> [EXERCISE REQUIREMENTS]: Where the word "работников" occurs in a line, return that line.

** start DATA EXTRACT **

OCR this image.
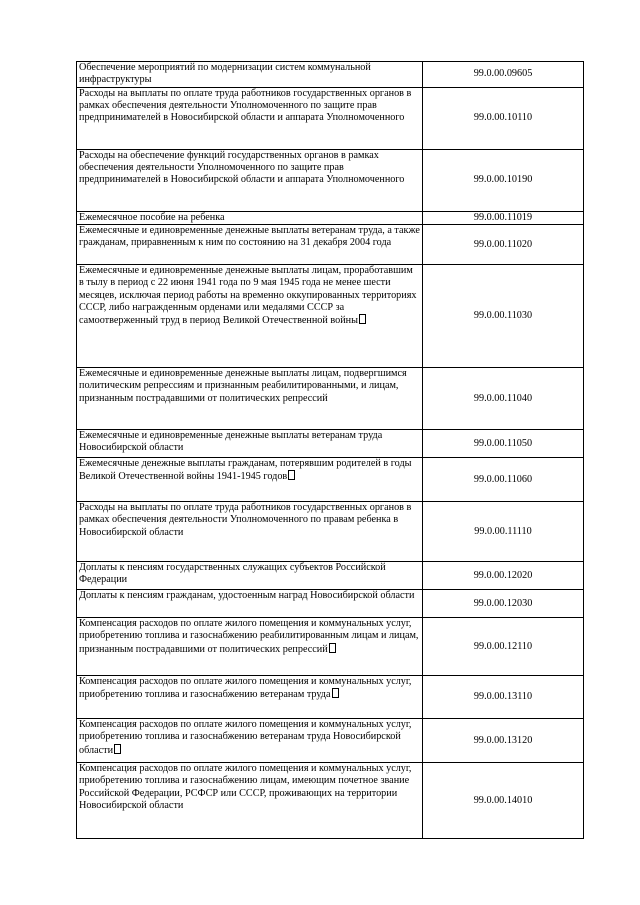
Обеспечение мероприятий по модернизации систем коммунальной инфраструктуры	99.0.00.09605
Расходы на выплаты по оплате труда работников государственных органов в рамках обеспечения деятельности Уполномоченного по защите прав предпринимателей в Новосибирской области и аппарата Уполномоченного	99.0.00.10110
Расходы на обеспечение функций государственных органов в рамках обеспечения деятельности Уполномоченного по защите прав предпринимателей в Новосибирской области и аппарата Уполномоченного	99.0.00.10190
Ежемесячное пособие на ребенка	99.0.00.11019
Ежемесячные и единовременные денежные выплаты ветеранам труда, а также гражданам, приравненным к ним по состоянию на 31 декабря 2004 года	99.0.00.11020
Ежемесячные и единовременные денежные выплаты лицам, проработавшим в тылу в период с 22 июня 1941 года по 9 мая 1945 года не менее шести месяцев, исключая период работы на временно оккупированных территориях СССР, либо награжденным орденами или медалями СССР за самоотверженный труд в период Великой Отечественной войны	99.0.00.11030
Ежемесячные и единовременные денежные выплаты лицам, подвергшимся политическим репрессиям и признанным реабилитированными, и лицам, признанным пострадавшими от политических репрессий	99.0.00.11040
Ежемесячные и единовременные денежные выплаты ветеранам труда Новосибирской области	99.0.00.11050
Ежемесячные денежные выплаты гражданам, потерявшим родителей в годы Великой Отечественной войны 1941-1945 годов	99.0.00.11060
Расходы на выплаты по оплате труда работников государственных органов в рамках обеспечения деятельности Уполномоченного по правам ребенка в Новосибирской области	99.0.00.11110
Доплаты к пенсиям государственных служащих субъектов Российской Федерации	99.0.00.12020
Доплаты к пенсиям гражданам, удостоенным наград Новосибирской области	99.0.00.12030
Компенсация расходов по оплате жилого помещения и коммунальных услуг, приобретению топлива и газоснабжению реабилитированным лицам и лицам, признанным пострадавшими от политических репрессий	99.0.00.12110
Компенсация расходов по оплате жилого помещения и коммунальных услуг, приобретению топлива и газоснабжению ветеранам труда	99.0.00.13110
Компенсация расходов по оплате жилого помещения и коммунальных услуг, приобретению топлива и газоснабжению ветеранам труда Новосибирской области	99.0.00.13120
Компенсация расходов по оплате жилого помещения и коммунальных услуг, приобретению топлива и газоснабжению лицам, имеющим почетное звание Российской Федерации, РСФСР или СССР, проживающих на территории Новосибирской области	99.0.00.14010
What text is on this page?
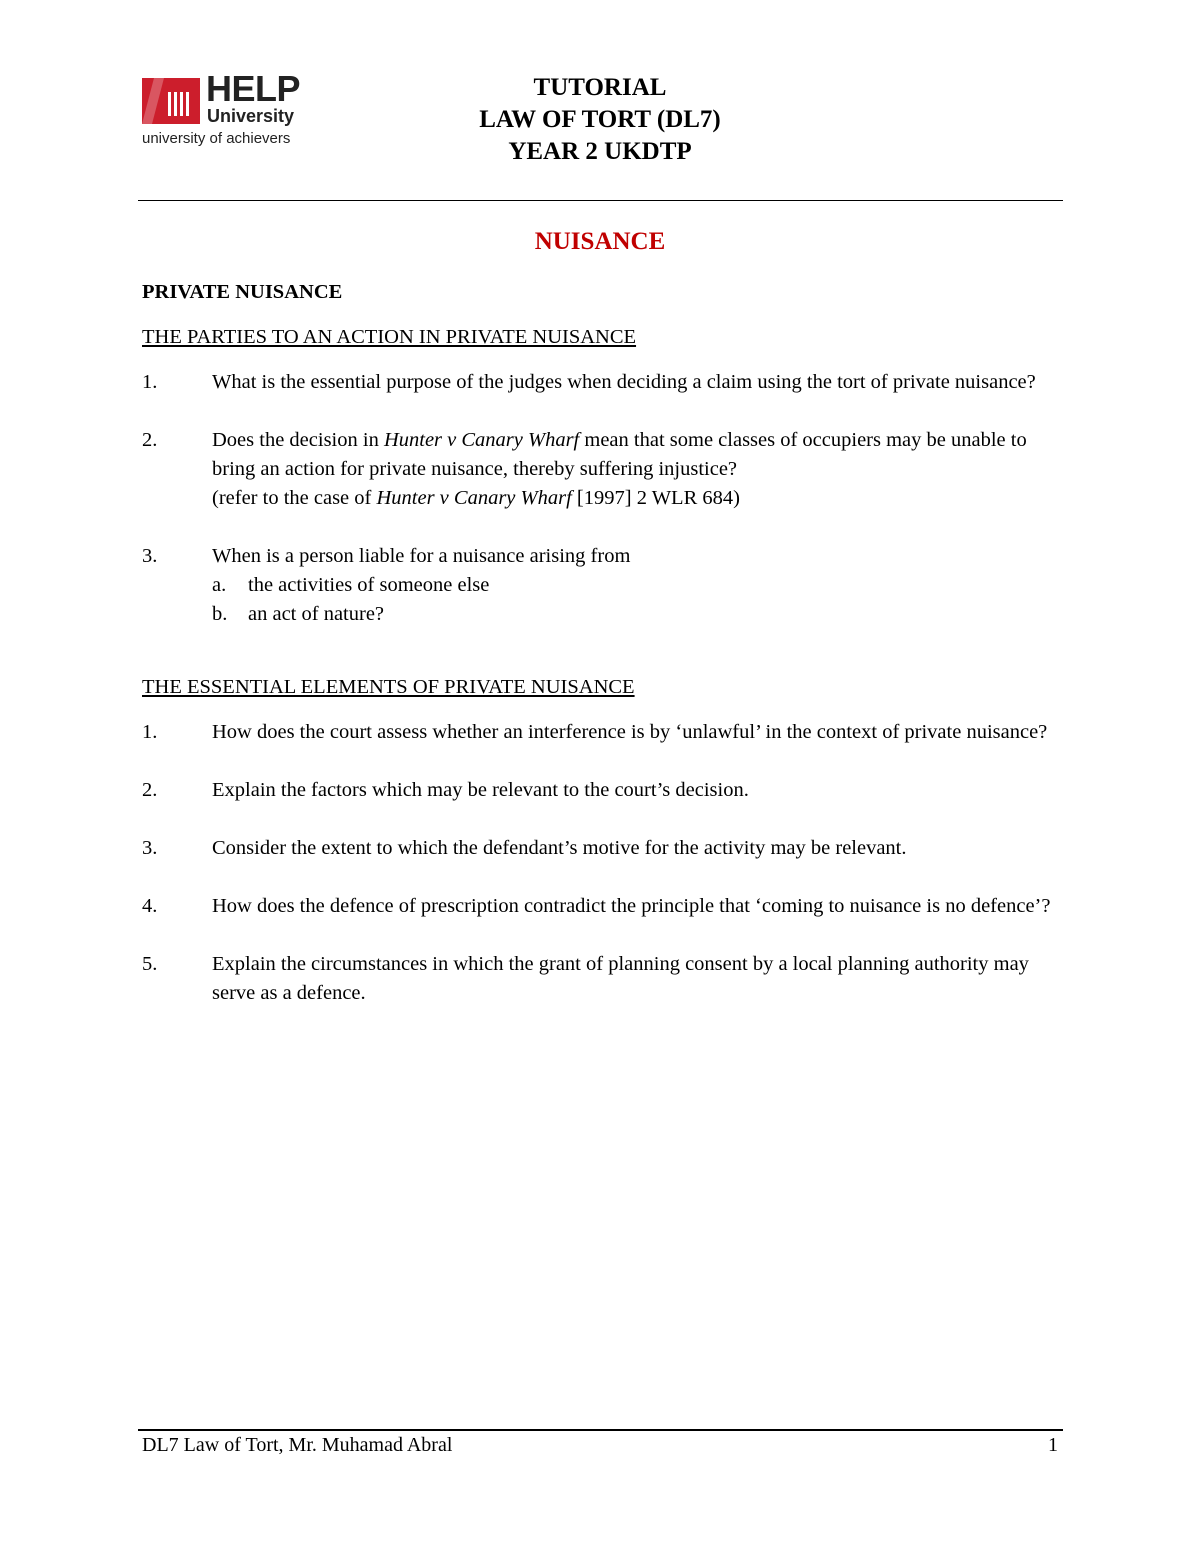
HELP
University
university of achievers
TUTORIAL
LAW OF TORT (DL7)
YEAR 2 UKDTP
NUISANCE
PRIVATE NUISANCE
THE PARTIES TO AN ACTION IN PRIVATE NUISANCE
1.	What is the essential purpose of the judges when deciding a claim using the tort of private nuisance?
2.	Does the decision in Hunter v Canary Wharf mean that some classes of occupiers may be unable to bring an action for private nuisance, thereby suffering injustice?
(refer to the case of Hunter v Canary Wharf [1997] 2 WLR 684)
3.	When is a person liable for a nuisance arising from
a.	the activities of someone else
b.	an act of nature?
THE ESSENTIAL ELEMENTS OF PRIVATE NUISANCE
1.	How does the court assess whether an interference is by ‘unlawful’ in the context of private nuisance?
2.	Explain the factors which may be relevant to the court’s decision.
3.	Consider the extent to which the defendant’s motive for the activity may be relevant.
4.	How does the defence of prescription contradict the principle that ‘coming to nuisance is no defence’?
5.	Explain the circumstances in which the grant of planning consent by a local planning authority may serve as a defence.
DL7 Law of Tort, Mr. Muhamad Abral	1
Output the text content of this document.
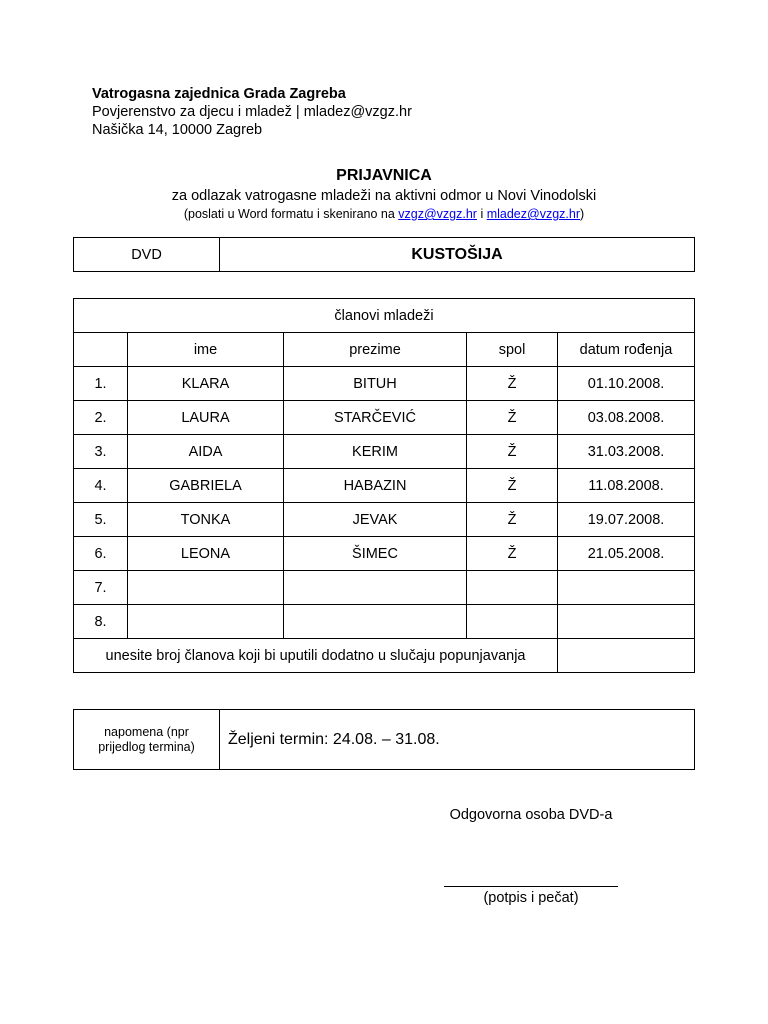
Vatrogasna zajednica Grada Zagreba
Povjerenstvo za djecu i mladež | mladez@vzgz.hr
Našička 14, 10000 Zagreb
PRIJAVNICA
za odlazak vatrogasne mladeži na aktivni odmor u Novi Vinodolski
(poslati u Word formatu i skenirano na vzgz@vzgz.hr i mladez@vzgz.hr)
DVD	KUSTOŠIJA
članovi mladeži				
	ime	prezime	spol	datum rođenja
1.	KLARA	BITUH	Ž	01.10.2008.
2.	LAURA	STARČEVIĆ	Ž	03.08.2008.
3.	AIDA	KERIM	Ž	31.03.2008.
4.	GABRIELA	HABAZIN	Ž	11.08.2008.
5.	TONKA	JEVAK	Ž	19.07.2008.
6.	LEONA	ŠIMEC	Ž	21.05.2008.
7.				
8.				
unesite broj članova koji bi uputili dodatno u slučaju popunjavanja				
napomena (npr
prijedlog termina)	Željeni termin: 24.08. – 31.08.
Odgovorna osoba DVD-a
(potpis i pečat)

** end DATA EXTRACT **

> [FINAL RESULT]:
Расходы на выплаты по оплате труда работников государственных органов в рамках обеспечения деятельности Уполномоченного по защите прав предпринимателей в Новосибирской области и аппарата Уполномоченного	99.0.00.10110
Расходы на выплаты по оплате труда работников государственных органов в рамках обеспечения деятельности Уполномоченного по правам ребенка в Новосибирской области	99.0.00.11110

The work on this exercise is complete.